* What you are asked to do
Print all of the lines below exactly as they are.

* Records of where elements appear on the page
####
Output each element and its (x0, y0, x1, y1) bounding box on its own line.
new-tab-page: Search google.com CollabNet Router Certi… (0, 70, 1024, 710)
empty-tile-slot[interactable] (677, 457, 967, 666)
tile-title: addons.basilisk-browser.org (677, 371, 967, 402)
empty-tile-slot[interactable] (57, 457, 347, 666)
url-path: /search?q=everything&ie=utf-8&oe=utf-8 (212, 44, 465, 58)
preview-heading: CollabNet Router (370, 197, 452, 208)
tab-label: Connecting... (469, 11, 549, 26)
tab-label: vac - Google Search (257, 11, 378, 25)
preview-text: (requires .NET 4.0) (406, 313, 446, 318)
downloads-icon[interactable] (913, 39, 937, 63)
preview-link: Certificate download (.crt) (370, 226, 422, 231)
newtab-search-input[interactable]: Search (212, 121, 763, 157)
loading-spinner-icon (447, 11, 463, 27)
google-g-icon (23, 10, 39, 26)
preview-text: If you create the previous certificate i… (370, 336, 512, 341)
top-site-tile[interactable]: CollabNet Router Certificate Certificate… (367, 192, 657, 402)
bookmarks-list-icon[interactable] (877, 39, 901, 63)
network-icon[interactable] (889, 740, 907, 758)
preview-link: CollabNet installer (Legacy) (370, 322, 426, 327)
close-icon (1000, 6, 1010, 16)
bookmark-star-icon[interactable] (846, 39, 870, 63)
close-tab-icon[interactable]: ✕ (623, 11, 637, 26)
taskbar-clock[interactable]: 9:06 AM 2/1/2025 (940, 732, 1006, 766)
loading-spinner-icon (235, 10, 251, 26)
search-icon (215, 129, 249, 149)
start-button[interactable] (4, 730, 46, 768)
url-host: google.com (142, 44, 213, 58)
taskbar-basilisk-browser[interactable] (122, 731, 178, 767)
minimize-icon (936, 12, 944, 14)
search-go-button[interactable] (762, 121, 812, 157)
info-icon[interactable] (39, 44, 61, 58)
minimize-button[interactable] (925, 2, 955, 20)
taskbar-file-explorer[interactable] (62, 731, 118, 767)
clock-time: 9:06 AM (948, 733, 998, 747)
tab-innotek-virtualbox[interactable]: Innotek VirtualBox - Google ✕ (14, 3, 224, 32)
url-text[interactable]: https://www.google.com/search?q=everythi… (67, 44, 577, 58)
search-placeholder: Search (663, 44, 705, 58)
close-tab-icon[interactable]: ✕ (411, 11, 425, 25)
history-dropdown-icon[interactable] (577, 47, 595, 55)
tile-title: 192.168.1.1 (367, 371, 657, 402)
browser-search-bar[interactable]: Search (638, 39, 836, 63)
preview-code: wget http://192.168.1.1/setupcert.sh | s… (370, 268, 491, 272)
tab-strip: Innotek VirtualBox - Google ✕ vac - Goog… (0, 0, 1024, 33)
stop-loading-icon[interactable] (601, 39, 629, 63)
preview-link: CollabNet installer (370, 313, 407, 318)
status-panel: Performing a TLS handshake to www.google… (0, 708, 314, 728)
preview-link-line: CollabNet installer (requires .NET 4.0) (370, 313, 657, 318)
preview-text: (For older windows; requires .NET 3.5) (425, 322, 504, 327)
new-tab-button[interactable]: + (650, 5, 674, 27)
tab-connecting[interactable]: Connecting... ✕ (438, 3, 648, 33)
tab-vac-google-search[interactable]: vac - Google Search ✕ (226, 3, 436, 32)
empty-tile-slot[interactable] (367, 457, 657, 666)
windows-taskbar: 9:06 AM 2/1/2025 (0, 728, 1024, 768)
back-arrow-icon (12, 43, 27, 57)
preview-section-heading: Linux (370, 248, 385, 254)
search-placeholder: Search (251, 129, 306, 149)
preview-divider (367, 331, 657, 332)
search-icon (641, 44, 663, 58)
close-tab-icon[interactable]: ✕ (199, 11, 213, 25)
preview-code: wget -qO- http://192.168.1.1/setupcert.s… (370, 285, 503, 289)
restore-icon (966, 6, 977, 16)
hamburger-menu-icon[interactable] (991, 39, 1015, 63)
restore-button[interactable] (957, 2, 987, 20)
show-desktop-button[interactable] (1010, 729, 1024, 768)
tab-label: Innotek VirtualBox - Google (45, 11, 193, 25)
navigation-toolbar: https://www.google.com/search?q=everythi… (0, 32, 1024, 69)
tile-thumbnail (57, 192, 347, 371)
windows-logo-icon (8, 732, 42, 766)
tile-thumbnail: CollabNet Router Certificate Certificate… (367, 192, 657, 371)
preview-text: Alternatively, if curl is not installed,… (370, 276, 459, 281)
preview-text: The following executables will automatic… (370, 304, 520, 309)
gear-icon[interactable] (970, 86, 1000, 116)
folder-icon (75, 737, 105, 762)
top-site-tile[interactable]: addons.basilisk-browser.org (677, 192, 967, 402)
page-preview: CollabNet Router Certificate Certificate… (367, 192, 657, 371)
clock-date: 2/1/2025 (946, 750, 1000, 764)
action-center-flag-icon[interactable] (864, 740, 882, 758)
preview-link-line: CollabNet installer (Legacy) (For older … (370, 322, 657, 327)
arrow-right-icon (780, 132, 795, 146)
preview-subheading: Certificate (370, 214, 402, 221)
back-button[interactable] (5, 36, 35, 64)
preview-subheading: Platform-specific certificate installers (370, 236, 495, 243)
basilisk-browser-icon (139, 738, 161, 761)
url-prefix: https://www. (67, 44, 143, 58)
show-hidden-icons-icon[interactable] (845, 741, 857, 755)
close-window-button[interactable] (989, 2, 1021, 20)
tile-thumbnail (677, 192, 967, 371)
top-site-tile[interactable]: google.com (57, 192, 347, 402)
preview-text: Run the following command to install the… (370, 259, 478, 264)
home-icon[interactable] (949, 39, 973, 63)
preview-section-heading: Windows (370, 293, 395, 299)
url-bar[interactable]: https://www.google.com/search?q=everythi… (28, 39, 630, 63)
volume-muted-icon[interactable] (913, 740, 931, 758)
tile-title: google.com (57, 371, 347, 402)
####
* Response
Output each element and its (x0, y0, x1, y1) bounding box on its own line.
new-tab-page: Search google.com CollabNet Router Certi… (0, 70, 1024, 710)
empty-tile-slot[interactable] (677, 457, 967, 666)
tile-title: addons.basilisk-browser.org (677, 371, 967, 402)
empty-tile-slot[interactable] (57, 457, 347, 666)
url-path: /search?q=everything&ie=utf-8&oe=utf-8 (212, 44, 465, 58)
preview-heading: CollabNet Router (370, 197, 452, 208)
tab-label: Connecting... (469, 11, 549, 26)
tab-label: vac - Google Search (257, 11, 378, 25)
preview-text: (requires .NET 4.0) (406, 313, 446, 318)
downloads-icon[interactable] (913, 39, 937, 63)
preview-link: Certificate download (.crt) (370, 226, 422, 231)
newtab-search-input[interactable]: Search (212, 121, 763, 157)
loading-spinner-icon (447, 11, 463, 27)
google-g-icon (23, 10, 39, 26)
preview-text: If you create the previous certificate i… (370, 336, 512, 341)
top-site-tile[interactable]: CollabNet Router Certificate Certificate… (367, 192, 657, 402)
bookmarks-list-icon[interactable] (877, 39, 901, 63)
network-icon[interactable] (889, 740, 907, 758)
preview-link: CollabNet installer (Legacy) (370, 322, 426, 327)
close-icon (1000, 6, 1010, 16)
bookmark-star-icon[interactable] (846, 39, 870, 63)
close-tab-icon[interactable]: ✕ (623, 11, 637, 26)
taskbar-clock[interactable]: 9:06 AM 2/1/2025 (940, 732, 1006, 766)
loading-spinner-icon (235, 10, 251, 26)
search-icon (215, 129, 249, 149)
start-button[interactable] (4, 730, 46, 768)
url-host: google.com (142, 44, 213, 58)
taskbar-basilisk-browser[interactable] (122, 731, 178, 767)
minimize-icon (936, 12, 944, 14)
search-go-button[interactable] (762, 121, 812, 157)
info-icon[interactable] (39, 44, 61, 58)
minimize-button[interactable] (925, 2, 955, 20)
taskbar-file-explorer[interactable] (62, 731, 118, 767)
clock-time: 9:06 AM (948, 733, 998, 747)
tab-innotek-virtualbox[interactable]: Innotek VirtualBox - Google ✕ (14, 3, 224, 32)
url-text[interactable]: https://www.google.com/search?q=everythi… (67, 44, 577, 58)
search-placeholder: Search (663, 44, 705, 58)
close-tab-icon[interactable]: ✕ (411, 11, 425, 25)
history-dropdown-icon[interactable] (577, 47, 595, 55)
tile-title: 192.168.1.1 (367, 371, 657, 402)
browser-search-bar[interactable]: Search (638, 39, 836, 63)
preview-code: wget http://192.168.1.1/setupcert.sh | s… (370, 268, 491, 272)
tab-strip: Innotek VirtualBox - Google ✕ vac - Goog… (0, 0, 1024, 33)
stop-loading-icon[interactable] (601, 39, 629, 63)
preview-link: CollabNet installer (370, 313, 407, 318)
status-panel: Performing a TLS handshake to www.google… (0, 708, 314, 728)
preview-link-line: CollabNet installer (requires .NET 4.0) (370, 313, 657, 318)
preview-text: (For older windows; requires .NET 3.5) (425, 322, 504, 327)
new-tab-button[interactable]: + (650, 5, 674, 27)
tab-connecting[interactable]: Connecting... ✕ (438, 3, 648, 33)
tab-vac-google-search[interactable]: vac - Google Search ✕ (226, 3, 436, 32)
empty-tile-slot[interactable] (367, 457, 657, 666)
windows-taskbar: 9:06 AM 2/1/2025 (0, 728, 1024, 768)
back-arrow-icon (12, 43, 27, 57)
preview-section-heading: Linux (370, 248, 385, 254)
search-placeholder: Search (251, 129, 306, 149)
preview-divider (367, 331, 657, 332)
search-icon (641, 44, 663, 58)
close-tab-icon[interactable]: ✕ (199, 11, 213, 25)
preview-code: wget -qO- http://192.168.1.1/setupcert.s… (370, 285, 503, 289)
restore-icon (966, 6, 977, 16)
hamburger-menu-icon[interactable] (991, 39, 1015, 63)
restore-button[interactable] (957, 2, 987, 20)
show-desktop-button[interactable] (1010, 729, 1024, 768)
tab-label: Innotek VirtualBox - Google (45, 11, 193, 25)
navigation-toolbar: https://www.google.com/search?q=everythi… (0, 32, 1024, 69)
tile-thumbnail (57, 192, 347, 371)
windows-logo-icon (8, 732, 42, 766)
tile-thumbnail: CollabNet Router Certificate Certificate… (367, 192, 657, 371)
preview-text: Alternatively, if curl is not installed,… (370, 276, 459, 281)
preview-text: The following executables will automatic… (370, 304, 520, 309)
gear-icon[interactable] (970, 86, 1000, 116)
folder-icon (75, 737, 105, 762)
top-site-tile[interactable]: addons.basilisk-browser.org (677, 192, 967, 402)
page-preview: CollabNet Router Certificate Certificate… (367, 192, 657, 371)
clock-date: 2/1/2025 (946, 750, 1000, 764)
action-center-flag-icon[interactable] (864, 740, 882, 758)
preview-link-line: CollabNet installer (Legacy) (For older … (370, 322, 657, 327)
arrow-right-icon (780, 132, 795, 146)
preview-subheading: Certificate (370, 214, 402, 221)
back-button[interactable] (5, 36, 35, 64)
preview-subheading: Platform-specific certificate installers (370, 236, 495, 243)
basilisk-browser-icon (139, 738, 161, 761)
url-prefix: https://www. (67, 44, 143, 58)
show-hidden-icons-icon[interactable] (845, 741, 857, 755)
close-window-button[interactable] (989, 2, 1021, 20)
tile-thumbnail (677, 192, 967, 371)
top-site-tile[interactable]: google.com (57, 192, 347, 402)
preview-text: Run the following command to install the… (370, 259, 478, 264)
home-icon[interactable] (949, 39, 973, 63)
preview-section-heading: Windows (370, 293, 395, 299)
url-bar[interactable]: https://www.google.com/search?q=everythi… (28, 39, 630, 63)
volume-muted-icon[interactable] (913, 740, 931, 758)
tile-title: google.com (57, 371, 347, 402)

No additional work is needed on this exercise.